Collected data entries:
::::::::

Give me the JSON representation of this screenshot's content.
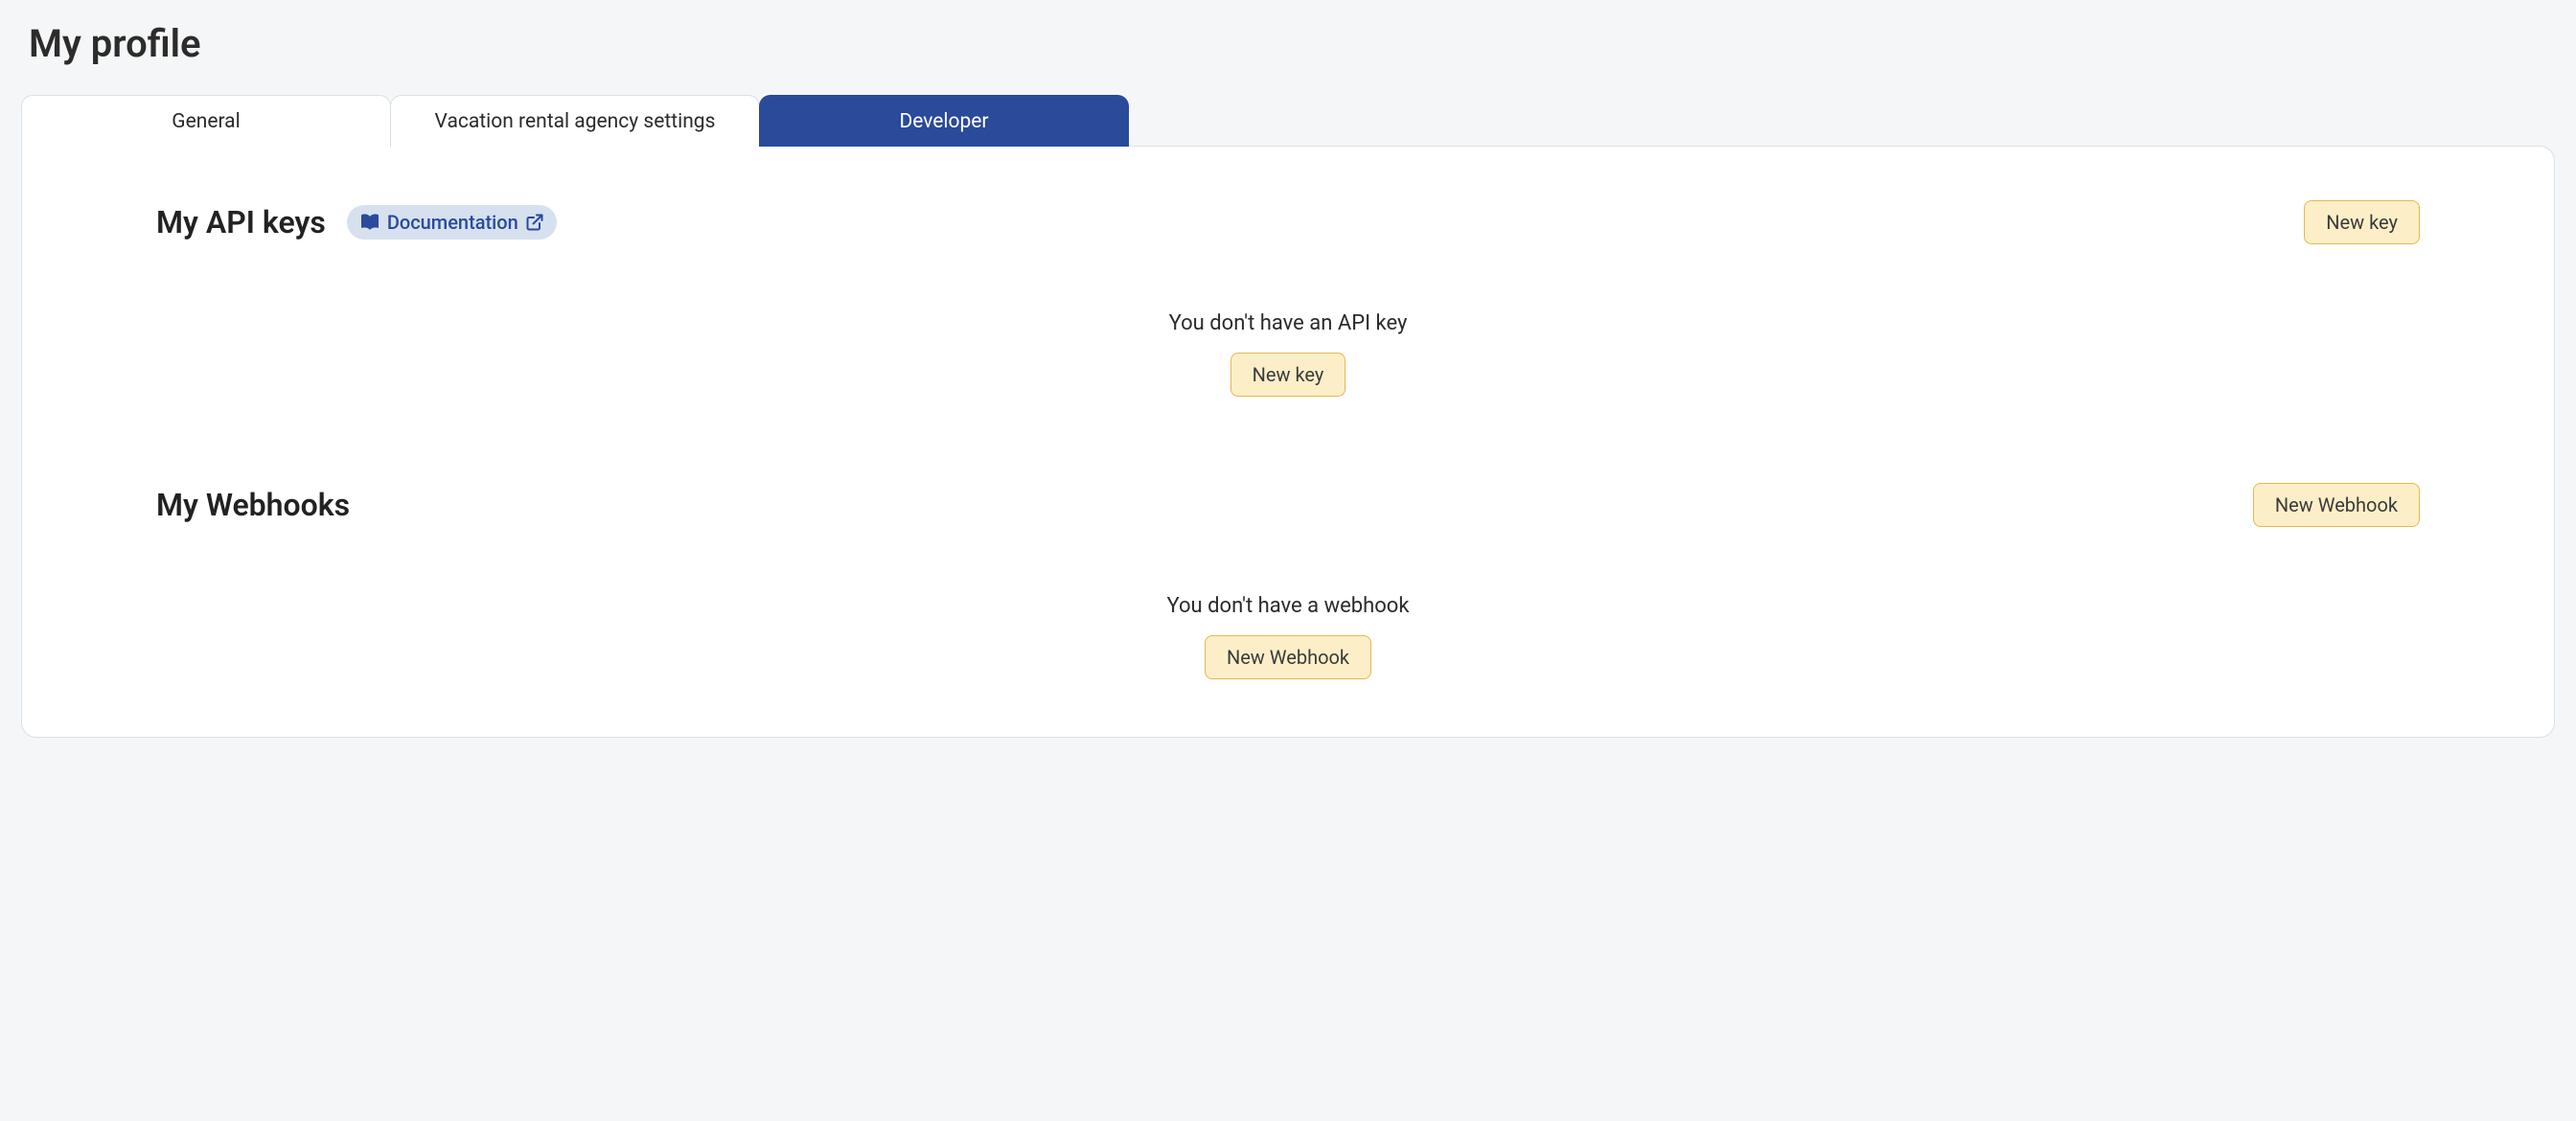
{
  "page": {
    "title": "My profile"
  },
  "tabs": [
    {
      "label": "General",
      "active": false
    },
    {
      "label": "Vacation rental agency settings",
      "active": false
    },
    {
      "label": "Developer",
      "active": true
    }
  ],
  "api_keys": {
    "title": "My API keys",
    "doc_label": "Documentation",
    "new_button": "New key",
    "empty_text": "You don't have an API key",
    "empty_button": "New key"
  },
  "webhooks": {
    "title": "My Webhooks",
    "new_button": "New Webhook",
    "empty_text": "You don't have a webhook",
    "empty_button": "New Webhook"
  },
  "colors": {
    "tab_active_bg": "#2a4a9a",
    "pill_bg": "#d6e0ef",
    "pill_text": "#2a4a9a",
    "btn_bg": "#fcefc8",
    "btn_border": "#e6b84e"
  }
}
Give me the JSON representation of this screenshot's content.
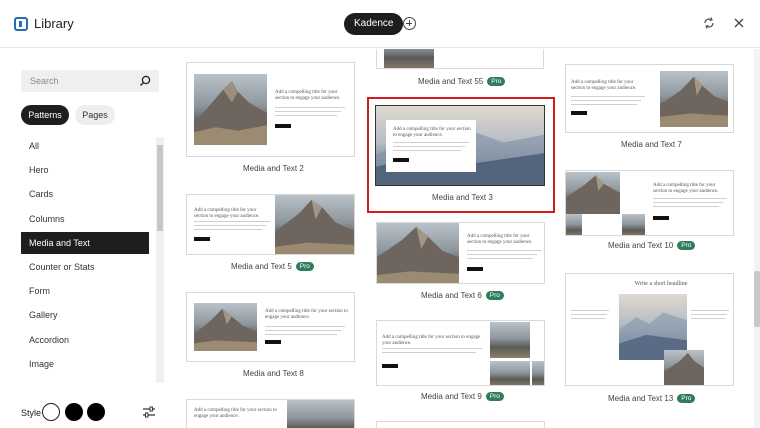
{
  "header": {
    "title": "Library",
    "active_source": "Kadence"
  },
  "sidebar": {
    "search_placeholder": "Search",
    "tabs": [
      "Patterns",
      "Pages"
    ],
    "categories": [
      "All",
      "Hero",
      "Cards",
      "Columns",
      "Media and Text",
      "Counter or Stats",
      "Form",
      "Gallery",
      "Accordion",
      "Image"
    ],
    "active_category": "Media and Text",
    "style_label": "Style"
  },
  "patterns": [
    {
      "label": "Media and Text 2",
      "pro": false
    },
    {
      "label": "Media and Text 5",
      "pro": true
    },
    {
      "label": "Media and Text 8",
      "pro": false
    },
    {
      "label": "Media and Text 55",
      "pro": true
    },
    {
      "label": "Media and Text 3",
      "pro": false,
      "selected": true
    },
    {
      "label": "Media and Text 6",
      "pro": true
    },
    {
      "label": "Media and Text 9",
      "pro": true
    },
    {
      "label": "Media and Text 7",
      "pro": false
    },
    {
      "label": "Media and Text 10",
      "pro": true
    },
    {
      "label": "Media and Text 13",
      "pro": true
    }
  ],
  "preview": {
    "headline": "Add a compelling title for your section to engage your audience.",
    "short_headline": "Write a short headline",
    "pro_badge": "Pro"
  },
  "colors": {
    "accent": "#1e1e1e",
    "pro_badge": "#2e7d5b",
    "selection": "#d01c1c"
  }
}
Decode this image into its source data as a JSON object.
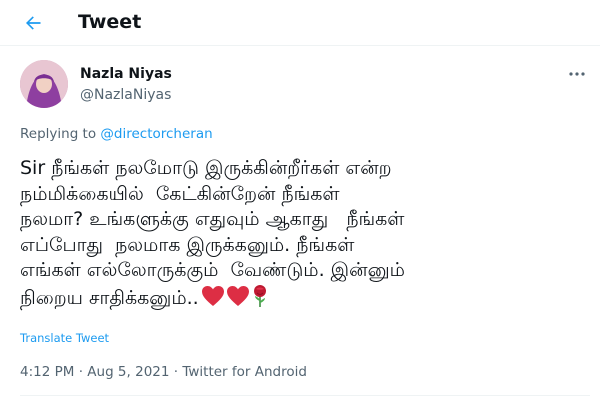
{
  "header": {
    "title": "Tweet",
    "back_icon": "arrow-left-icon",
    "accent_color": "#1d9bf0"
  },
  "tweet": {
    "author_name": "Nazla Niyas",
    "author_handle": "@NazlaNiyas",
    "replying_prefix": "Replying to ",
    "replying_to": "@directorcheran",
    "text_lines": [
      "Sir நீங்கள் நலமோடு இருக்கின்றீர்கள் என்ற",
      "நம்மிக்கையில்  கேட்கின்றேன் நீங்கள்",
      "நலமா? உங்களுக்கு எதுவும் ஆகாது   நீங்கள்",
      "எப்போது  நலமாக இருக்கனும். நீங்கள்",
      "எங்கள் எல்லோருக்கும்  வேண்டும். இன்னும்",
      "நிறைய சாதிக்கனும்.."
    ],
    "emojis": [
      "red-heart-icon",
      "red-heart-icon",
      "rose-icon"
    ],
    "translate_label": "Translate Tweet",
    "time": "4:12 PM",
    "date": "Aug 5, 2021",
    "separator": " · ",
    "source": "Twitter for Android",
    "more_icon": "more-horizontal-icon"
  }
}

::::::::

• _What you will do_: Leave out the pictures and reproduce the rest of the listing exactly.

• _Expected answer_:
Give me the JSON representation of this screenshot's content.
{
  "page": {
    "title": "My profile"
  },
  "tabs": [
    {
      "label": "General",
      "active": false
    },
    {
      "label": "Vacation rental agency settings",
      "active": false
    },
    {
      "label": "Developer",
      "active": true
    }
  ],
  "api_keys": {
    "title": "My API keys",
    "doc_label": "Documentation",
    "new_button": "New key",
    "empty_text": "You don't have an API key",
    "empty_button": "New key"
  },
  "webhooks": {
    "title": "My Webhooks",
    "new_button": "New Webhook",
    "empty_text": "You don't have a webhook",
    "empty_button": "New Webhook"
  },
  "colors": {
    "tab_active_bg": "#2a4a9a",
    "pill_bg": "#d6e0ef",
    "pill_text": "#2a4a9a",
    "btn_bg": "#fcefc8",
    "btn_border": "#e6b84e"
  }
}
Give me the JSON representation of this screenshot's content.
{
  "header": {
    "title": "Library",
    "active_source": "Kadence"
  },
  "sidebar": {
    "search_placeholder": "Search",
    "tabs": [
      "Patterns",
      "Pages"
    ],
    "categories": [
      "All",
      "Hero",
      "Cards",
      "Columns",
      "Media and Text",
      "Counter or Stats",
      "Form",
      "Gallery",
      "Accordion",
      "Image"
    ],
    "active_category": "Media and Text",
    "style_label": "Style"
  },
  "patterns": [
    {
      "label": "Media and Text 2",
      "pro": false
    },
    {
      "label": "Media and Text 5",
      "pro": true
    },
    {
      "label": "Media and Text 8",
      "pro": false
    },
    {
      "label": "Media and Text 55",
      "pro": true
    },
    {
      "label": "Media and Text 3",
      "pro": false,
      "selected": true
    },
    {
      "label": "Media and Text 6",
      "pro": true
    },
    {
      "label": "Media and Text 9",
      "pro": true
    },
    {
      "label": "Media and Text 7",
      "pro": false
    },
    {
      "label": "Media and Text 10",
      "pro": true
    },
    {
      "label": "Media and Text 13",
      "pro": true
    }
  ],
  "preview": {
    "headline": "Add a compelling title for your section to engage your audience.",
    "short_headline": "Write a short headline",
    "pro_badge": "Pro"
  },
  "colors": {
    "accent": "#1e1e1e",
    "pro_badge": "#2e7d5b",
    "selection": "#d01c1c"
  }
}
Decode this image into its source data as a JSON object.
{
  "header": {
    "title": "Tweet",
    "back_icon": "arrow-left-icon",
    "accent_color": "#1d9bf0"
  },
  "tweet": {
    "author_name": "Nazla Niyas",
    "author_handle": "@NazlaNiyas",
    "replying_prefix": "Replying to ",
    "replying_to": "@directorcheran",
    "text_lines": [
      "Sir நீங்கள் நலமோடு இருக்கின்றீர்கள் என்ற",
      "நம்மிக்கையில்  கேட்கின்றேன் நீங்கள்",
      "நலமா? உங்களுக்கு எதுவும் ஆகாது   நீங்கள்",
      "எப்போது  நலமாக இருக்கனும். நீங்கள்",
      "எங்கள் எல்லோருக்கும்  வேண்டும். இன்னும்",
      "நிறைய சாதிக்கனும்.."
    ],
    "emojis": [
      "red-heart-icon",
      "red-heart-icon",
      "rose-icon"
    ],
    "translate_label": "Translate Tweet",
    "time": "4:12 PM",
    "date": "Aug 5, 2021",
    "separator": " · ",
    "source": "Twitter for Android",
    "more_icon": "more-horizontal-icon"
  }
}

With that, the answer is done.